Source data:

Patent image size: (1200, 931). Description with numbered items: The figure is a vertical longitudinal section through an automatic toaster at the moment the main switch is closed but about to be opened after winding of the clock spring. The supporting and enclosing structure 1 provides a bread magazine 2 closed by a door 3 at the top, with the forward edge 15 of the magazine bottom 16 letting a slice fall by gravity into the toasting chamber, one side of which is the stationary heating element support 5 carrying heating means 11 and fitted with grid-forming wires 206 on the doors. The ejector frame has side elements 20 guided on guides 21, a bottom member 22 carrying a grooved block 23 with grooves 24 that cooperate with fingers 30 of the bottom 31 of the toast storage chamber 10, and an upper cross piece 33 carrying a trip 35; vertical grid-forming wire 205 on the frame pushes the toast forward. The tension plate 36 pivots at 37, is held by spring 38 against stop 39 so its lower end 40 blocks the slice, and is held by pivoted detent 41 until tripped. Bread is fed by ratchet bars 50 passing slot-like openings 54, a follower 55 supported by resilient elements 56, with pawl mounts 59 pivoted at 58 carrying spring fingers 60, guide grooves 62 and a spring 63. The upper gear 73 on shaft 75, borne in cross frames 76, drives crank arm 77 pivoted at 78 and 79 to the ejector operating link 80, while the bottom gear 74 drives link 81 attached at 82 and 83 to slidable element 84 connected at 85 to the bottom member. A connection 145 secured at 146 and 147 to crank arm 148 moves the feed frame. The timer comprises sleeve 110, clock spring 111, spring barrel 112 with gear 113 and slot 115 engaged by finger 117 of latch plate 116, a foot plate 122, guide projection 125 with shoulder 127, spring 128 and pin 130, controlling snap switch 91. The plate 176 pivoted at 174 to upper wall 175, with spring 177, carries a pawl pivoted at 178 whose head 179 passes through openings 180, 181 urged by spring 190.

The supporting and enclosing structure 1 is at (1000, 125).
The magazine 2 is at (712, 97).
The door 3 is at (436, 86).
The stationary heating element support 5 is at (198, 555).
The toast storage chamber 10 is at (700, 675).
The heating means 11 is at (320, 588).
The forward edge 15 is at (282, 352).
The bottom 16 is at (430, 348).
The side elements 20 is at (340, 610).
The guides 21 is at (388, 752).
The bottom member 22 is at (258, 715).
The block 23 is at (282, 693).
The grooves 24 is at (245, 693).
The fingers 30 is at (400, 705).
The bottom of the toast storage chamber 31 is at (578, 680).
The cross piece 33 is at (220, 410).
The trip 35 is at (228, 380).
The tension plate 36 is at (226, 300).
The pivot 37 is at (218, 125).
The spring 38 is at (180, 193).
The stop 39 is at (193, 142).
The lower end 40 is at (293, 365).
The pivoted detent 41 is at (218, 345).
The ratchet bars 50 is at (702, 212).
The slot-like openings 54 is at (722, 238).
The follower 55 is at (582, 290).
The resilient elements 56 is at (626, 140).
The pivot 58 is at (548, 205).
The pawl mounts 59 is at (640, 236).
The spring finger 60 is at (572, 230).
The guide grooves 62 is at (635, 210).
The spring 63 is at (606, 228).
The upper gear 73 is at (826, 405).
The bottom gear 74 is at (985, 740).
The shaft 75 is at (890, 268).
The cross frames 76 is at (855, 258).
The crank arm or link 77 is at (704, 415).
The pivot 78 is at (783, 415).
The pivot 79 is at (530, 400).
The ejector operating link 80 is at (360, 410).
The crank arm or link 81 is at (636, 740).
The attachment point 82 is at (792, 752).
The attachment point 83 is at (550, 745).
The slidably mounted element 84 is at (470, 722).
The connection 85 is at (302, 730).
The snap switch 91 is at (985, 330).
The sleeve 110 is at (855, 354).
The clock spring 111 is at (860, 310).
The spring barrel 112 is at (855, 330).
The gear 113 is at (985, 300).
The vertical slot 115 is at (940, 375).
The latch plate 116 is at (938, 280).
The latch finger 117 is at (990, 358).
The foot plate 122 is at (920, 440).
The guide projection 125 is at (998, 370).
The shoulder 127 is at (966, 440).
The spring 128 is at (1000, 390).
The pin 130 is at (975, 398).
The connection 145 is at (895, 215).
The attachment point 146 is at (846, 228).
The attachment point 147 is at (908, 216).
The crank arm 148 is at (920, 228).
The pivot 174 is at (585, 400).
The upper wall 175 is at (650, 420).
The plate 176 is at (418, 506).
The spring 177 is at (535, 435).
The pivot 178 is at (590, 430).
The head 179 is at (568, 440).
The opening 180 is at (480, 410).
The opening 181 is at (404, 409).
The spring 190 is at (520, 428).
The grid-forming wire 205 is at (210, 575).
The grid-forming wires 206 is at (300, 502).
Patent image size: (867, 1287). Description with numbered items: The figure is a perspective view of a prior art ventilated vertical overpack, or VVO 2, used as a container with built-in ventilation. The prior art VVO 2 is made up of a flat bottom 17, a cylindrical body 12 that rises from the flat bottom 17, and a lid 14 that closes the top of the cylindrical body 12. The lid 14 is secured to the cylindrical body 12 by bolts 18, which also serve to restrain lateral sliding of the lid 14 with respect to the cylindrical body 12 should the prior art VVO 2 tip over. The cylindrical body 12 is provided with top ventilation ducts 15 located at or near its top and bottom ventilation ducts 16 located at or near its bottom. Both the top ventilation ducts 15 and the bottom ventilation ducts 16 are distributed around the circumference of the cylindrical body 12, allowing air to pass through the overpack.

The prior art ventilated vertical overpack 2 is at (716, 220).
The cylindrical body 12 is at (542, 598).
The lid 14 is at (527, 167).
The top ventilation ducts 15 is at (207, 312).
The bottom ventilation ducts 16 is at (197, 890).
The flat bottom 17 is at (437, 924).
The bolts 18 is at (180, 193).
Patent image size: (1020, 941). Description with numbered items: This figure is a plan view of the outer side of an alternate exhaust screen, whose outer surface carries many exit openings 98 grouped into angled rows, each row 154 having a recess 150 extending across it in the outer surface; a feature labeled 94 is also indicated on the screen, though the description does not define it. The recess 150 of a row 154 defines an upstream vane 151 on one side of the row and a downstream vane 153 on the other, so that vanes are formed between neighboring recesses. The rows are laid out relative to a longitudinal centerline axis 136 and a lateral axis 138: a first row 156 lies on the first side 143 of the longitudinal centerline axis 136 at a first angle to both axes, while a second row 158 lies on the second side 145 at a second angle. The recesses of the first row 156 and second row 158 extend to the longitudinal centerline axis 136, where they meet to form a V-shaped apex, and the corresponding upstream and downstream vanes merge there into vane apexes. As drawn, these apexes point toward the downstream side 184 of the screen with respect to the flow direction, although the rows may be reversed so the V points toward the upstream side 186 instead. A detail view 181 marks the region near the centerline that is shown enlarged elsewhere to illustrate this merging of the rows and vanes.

- _THE EXERCISE_:
Copy every line of the records above word for word, without changing anything.

- _RESPONSE TO THE EXERCISE_:
Patent image size: (1200, 931). Description with numbered items: The figure is a vertical longitudinal section through an automatic toaster at the moment the main switch is closed but about to be opened after winding of the clock spring. The supporting and enclosing structure 1 provides a bread magazine 2 closed by a door 3 at the top, with the forward edge 15 of the magazine bottom 16 letting a slice fall by gravity into the toasting chamber, one side of which is the stationary heating element support 5 carrying heating means 11 and fitted with grid-forming wires 206 on the doors. The ejector frame has side elements 20 guided on guides 21, a bottom member 22 carrying a grooved block 23 with grooves 24 that cooperate with fingers 30 of the bottom 31 of the toast storage chamber 10, and an upper cross piece 33 carrying a trip 35; vertical grid-forming wire 205 on the frame pushes the toast forward. The tension plate 36 pivots at 37, is held by spring 38 against stop 39 so its lower end 40 blocks the slice, and is held by pivoted detent 41 until tripped. Bread is fed by ratchet bars 50 passing slot-like openings 54, a follower 55 supported by resilient elements 56, with pawl mounts 59 pivoted at 58 carrying spring fingers 60, guide grooves 62 and a spring 63. The upper gear 73 on shaft 75, borne in cross frames 76, drives crank arm 77 pivoted at 78 and 79 to the ejector operating link 80, while the bottom gear 74 drives link 81 attached at 82 and 83 to slidable element 84 connected at 85 to the bottom member. A connection 145 secured at 146 and 147 to crank arm 148 moves the feed frame. The timer comprises sleeve 110, clock spring 111, spring barrel 112 with gear 113 and slot 115 engaged by finger 117 of latch plate 116, a foot plate 122, guide projection 125 with shoulder 127, spring 128 and pin 130, controlling snap switch 91. The plate 176 pivoted at 174 to upper wall 175, with spring 177, carries a pawl pivoted at 178 whose head 179 passes through openings 180, 181 urged by spring 190.

The supporting and enclosing structure 1 is at (1000, 125).
The magazine 2 is at (712, 97).
The door 3 is at (436, 86).
The stationary heating element support 5 is at (198, 555).
The toast storage chamber 10 is at (700, 675).
The heating means 11 is at (320, 588).
The forward edge 15 is at (282, 352).
The bottom 16 is at (430, 348).
The side elements 20 is at (340, 610).
The guides 21 is at (388, 752).
The bottom member 22 is at (258, 715).
The block 23 is at (282, 693).
The grooves 24 is at (245, 693).
The fingers 30 is at (400, 705).
The bottom of the toast storage chamber 31 is at (578, 680).
The cross piece 33 is at (220, 410).
The trip 35 is at (228, 380).
The tension plate 36 is at (226, 300).
The pivot 37 is at (218, 125).
The spring 38 is at (180, 193).
The stop 39 is at (193, 142).
The lower end 40 is at (293, 365).
The pivoted detent 41 is at (218, 345).
The ratchet bars 50 is at (702, 212).
The slot-like openings 54 is at (722, 238).
The follower 55 is at (582, 290).
The resilient elements 56 is at (626, 140).
The pivot 58 is at (548, 205).
The pawl mounts 59 is at (640, 236).
The spring finger 60 is at (572, 230).
The guide grooves 62 is at (635, 210).
The spring 63 is at (606, 228).
The upper gear 73 is at (826, 405).
The bottom gear 74 is at (985, 740).
The shaft 75 is at (890, 268).
The cross frames 76 is at (855, 258).
The crank arm or link 77 is at (704, 415).
The pivot 78 is at (783, 415).
The pivot 79 is at (530, 400).
The ejector operating link 80 is at (360, 410).
The crank arm or link 81 is at (636, 740).
The attachment point 82 is at (792, 752).
The attachment point 83 is at (550, 745).
The slidably mounted element 84 is at (470, 722).
The connection 85 is at (302, 730).
The snap switch 91 is at (985, 330).
The sleeve 110 is at (855, 354).
The clock spring 111 is at (860, 310).
The spring barrel 112 is at (855, 330).
The gear 113 is at (985, 300).
The vertical slot 115 is at (940, 375).
The latch plate 116 is at (938, 280).
The latch finger 117 is at (990, 358).
The foot plate 122 is at (920, 440).
The guide projection 125 is at (998, 370).
The shoulder 127 is at (966, 440).
The spring 128 is at (1000, 390).
The pin 130 is at (975, 398).
The connection 145 is at (895, 215).
The attachment point 146 is at (846, 228).
The attachment point 147 is at (908, 216).
The crank arm 148 is at (920, 228).
The pivot 174 is at (585, 400).
The upper wall 175 is at (650, 420).
The plate 176 is at (418, 506).
The spring 177 is at (535, 435).
The pivot 178 is at (590, 430).
The head 179 is at (568, 440).
The opening 180 is at (480, 410).
The opening 181 is at (404, 409).
The spring 190 is at (520, 428).
The grid-forming wire 205 is at (210, 575).
The grid-forming wires 206 is at (300, 502).
Patent image size: (867, 1287). Description with numbered items: The figure is a perspective view of a prior art ventilated vertical overpack, or VVO 2, used as a container with built-in ventilation. The prior art VVO 2 is made up of a flat bottom 17, a cylindrical body 12 that rises from the flat bottom 17, and a lid 14 that closes the top of the cylindrical body 12. The lid 14 is secured to the cylindrical body 12 by bolts 18, which also serve to restrain lateral sliding of the lid 14 with respect to the cylindrical body 12 should the prior art VVO 2 tip over. The cylindrical body 12 is provided with top ventilation ducts 15 located at or near its top and bottom ventilation ducts 16 located at or near its bottom. Both the top ventilation ducts 15 and the bottom ventilation ducts 16 are distributed around the circumference of the cylindrical body 12, allowing air to pass through the overpack.

The prior art ventilated vertical overpack 2 is at (716, 220).
The cylindrical body 12 is at (542, 598).
The lid 14 is at (527, 167).
The top ventilation ducts 15 is at (207, 312).
The bottom ventilation ducts 16 is at (197, 890).
The flat bottom 17 is at (437, 924).
The bolts 18 is at (180, 193).
Patent image size: (1020, 941). Description with numbered items: This figure is a plan view of the outer side of an alternate exhaust screen, whose outer surface carries many exit openings 98 grouped into angled rows, each row 154 having a recess 150 extending across it in the outer surface; a feature labeled 94 is also indicated on the screen, though the description does not define it. The recess 150 of a row 154 defines an upstream vane 151 on one side of the row and a downstream vane 153 on the other, so that vanes are formed between neighboring recesses. The rows are laid out relative to a longitudinal centerline axis 136 and a lateral axis 138: a first row 156 lies on the first side 143 of the longitudinal centerline axis 136 at a first angle to both axes, while a second row 158 lies on the second side 145 at a second angle. The recesses of the first row 156 and second row 158 extend to the longitudinal centerline axis 136, where they meet to form a V-shaped apex, and the corresponding upstream and downstream vanes merge there into vane apexes. As drawn, these apexes point toward the downstream side 184 of the screen with respect to the flow direction, although the rows may be reversed so the V points toward the upstream side 186 instead. A detail view 181 marks the region near the centerline that is shown enlarged elsewhere to illustrate this merging of the rows and vanes.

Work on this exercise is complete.